▸ GIVEN REQUEST: Read through the entries below and return each line with the word "expectancy".

▸ Collected data:
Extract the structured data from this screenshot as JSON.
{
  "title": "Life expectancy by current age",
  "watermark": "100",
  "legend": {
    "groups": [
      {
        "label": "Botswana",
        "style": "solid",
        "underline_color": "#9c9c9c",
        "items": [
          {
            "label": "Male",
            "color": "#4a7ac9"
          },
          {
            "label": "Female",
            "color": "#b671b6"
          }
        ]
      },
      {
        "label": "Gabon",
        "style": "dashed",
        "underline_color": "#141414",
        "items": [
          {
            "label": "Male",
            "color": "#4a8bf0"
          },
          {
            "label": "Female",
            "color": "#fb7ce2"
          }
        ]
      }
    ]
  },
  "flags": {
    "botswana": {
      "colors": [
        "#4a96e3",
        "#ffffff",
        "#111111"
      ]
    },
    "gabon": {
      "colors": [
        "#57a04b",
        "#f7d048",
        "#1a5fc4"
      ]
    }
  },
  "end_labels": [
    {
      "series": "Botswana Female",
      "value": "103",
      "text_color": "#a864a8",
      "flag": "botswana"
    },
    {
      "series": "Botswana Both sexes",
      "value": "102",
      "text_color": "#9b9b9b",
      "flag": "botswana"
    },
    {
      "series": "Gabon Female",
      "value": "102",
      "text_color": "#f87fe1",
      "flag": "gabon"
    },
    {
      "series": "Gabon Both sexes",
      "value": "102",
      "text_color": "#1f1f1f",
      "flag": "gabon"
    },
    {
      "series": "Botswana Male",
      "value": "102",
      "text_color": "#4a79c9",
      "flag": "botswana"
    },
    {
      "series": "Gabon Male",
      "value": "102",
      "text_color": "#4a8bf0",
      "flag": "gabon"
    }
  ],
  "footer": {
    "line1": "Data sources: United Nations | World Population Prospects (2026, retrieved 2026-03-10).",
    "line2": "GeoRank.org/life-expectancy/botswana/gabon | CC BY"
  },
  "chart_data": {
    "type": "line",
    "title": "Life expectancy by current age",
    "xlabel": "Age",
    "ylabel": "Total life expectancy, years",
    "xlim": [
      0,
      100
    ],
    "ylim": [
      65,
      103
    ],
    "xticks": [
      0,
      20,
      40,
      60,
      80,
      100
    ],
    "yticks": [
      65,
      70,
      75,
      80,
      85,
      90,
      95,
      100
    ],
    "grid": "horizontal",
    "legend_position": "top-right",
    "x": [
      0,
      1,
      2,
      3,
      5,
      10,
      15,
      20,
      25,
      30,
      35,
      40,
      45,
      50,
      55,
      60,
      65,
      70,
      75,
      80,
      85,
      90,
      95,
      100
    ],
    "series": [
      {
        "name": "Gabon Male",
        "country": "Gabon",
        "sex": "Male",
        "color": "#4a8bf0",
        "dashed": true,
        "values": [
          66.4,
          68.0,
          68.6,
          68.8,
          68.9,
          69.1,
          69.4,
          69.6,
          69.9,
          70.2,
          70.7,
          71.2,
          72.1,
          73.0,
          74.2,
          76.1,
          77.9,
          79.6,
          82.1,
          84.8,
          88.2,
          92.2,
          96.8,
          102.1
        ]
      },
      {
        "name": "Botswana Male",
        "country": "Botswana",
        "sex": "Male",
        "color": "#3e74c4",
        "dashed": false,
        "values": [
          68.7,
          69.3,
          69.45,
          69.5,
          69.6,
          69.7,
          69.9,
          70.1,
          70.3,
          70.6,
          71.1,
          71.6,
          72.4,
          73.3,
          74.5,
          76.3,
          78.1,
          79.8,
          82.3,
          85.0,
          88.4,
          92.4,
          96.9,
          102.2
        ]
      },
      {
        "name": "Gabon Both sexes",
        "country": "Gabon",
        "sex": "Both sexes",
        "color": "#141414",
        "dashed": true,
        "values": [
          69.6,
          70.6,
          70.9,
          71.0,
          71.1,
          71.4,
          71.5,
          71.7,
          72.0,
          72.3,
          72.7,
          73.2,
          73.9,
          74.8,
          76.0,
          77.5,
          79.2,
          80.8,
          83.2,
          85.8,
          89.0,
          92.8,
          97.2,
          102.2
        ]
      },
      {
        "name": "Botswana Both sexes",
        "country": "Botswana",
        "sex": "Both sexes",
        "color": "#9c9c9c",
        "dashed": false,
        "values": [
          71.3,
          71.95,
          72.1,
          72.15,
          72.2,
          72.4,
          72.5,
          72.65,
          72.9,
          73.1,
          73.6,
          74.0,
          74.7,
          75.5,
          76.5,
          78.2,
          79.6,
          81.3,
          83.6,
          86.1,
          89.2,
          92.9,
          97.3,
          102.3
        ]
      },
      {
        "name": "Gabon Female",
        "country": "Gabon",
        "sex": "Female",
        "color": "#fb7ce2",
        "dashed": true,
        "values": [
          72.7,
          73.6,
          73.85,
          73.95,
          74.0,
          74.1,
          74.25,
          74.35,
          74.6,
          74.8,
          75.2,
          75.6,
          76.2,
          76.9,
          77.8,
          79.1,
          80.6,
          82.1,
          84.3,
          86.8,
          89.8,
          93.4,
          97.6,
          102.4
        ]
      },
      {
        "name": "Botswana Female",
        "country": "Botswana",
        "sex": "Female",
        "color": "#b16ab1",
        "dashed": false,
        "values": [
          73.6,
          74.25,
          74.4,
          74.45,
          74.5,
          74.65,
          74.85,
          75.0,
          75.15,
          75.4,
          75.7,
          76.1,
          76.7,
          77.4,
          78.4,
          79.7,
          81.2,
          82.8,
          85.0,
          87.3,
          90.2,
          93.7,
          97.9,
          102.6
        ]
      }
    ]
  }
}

▸ SOLUTION:
  "title": "Life expectancy by current age",
    "line2": "GeoRank.org/life-expectancy/botswana/gabon | CC BY"
    "title": "Life expectancy by current age",
    "ylabel": "Total life expectancy, years",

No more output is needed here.